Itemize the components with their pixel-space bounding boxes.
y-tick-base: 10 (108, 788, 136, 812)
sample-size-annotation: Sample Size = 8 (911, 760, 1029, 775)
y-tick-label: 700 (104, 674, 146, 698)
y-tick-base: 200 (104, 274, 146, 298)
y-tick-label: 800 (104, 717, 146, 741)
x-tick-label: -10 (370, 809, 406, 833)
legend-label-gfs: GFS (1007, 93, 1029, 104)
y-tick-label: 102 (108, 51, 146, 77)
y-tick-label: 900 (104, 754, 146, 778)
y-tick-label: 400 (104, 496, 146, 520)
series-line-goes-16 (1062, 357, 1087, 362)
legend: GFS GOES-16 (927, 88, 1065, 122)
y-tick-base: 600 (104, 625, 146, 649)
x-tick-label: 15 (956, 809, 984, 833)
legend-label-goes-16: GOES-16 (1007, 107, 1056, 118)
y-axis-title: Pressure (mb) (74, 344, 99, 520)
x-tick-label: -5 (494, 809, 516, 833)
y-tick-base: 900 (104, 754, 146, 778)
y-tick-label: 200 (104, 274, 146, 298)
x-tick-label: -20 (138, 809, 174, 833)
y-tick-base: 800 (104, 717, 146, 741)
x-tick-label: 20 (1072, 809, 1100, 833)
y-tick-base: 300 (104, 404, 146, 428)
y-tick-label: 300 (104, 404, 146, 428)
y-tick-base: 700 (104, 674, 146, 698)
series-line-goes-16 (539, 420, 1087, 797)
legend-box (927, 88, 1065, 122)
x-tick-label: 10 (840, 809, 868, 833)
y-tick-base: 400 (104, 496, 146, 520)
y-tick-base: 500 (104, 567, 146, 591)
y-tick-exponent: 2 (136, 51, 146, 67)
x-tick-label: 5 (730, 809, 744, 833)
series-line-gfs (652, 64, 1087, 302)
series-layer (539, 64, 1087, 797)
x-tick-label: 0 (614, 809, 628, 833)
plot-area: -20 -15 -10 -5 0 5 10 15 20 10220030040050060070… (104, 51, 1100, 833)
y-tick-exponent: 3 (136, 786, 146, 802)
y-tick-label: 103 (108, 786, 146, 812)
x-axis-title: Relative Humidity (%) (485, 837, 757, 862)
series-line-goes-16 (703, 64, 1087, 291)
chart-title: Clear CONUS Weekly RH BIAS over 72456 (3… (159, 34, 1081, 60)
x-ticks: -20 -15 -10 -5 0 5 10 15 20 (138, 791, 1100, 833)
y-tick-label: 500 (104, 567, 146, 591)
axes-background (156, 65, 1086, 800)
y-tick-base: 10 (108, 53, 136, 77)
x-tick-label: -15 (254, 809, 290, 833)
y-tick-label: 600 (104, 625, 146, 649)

________________

### WHAT IS EXPECTED
Reproduce every line of the records above without any changes.

### EXERCISE RESULT
Itemize the components with their pixel-space bounding boxes.
y-tick-base: 10 (108, 788, 136, 812)
sample-size-annotation: Sample Size = 8 (911, 760, 1029, 775)
y-tick-label: 700 (104, 674, 146, 698)
y-tick-base: 200 (104, 274, 146, 298)
y-tick-label: 800 (104, 717, 146, 741)
x-tick-label: -10 (370, 809, 406, 833)
legend-label-gfs: GFS (1007, 93, 1029, 104)
y-tick-label: 102 (108, 51, 146, 77)
y-tick-label: 900 (104, 754, 146, 778)
y-tick-label: 400 (104, 496, 146, 520)
series-line-goes-16 (1062, 357, 1087, 362)
legend: GFS GOES-16 (927, 88, 1065, 122)
y-tick-base: 600 (104, 625, 146, 649)
x-tick-label: 15 (956, 809, 984, 833)
legend-label-goes-16: GOES-16 (1007, 107, 1056, 118)
y-axis-title: Pressure (mb) (74, 344, 99, 520)
x-tick-label: -5 (494, 809, 516, 833)
y-tick-base: 900 (104, 754, 146, 778)
y-tick-label: 200 (104, 274, 146, 298)
x-tick-label: -20 (138, 809, 174, 833)
y-tick-base: 800 (104, 717, 146, 741)
x-tick-label: 20 (1072, 809, 1100, 833)
y-tick-base: 300 (104, 404, 146, 428)
y-tick-label: 300 (104, 404, 146, 428)
y-tick-base: 700 (104, 674, 146, 698)
series-line-goes-16 (539, 420, 1087, 797)
legend-box (927, 88, 1065, 122)
x-tick-label: 10 (840, 809, 868, 833)
y-tick-base: 400 (104, 496, 146, 520)
y-tick-base: 500 (104, 567, 146, 591)
y-tick-exponent: 2 (136, 51, 146, 67)
x-tick-label: 5 (730, 809, 744, 833)
series-line-gfs (652, 64, 1087, 302)
series-layer (539, 64, 1087, 797)
x-tick-label: 0 (614, 809, 628, 833)
plot-area: -20 -15 -10 -5 0 5 10 15 20 10220030040050060070… (104, 51, 1100, 833)
y-tick-exponent: 3 (136, 786, 146, 802)
y-tick-label: 103 (108, 786, 146, 812)
x-axis-title: Relative Humidity (%) (485, 837, 757, 862)
series-line-goes-16 (703, 64, 1087, 291)
chart-title: Clear CONUS Weekly RH BIAS over 72456 (3… (159, 34, 1081, 60)
x-ticks: -20 -15 -10 -5 0 5 10 15 20 (138, 791, 1100, 833)
y-tick-label: 500 (104, 567, 146, 591)
axes-background (156, 65, 1086, 800)
y-tick-base: 10 (108, 53, 136, 77)
x-tick-label: -15 (254, 809, 290, 833)
y-tick-label: 600 (104, 625, 146, 649)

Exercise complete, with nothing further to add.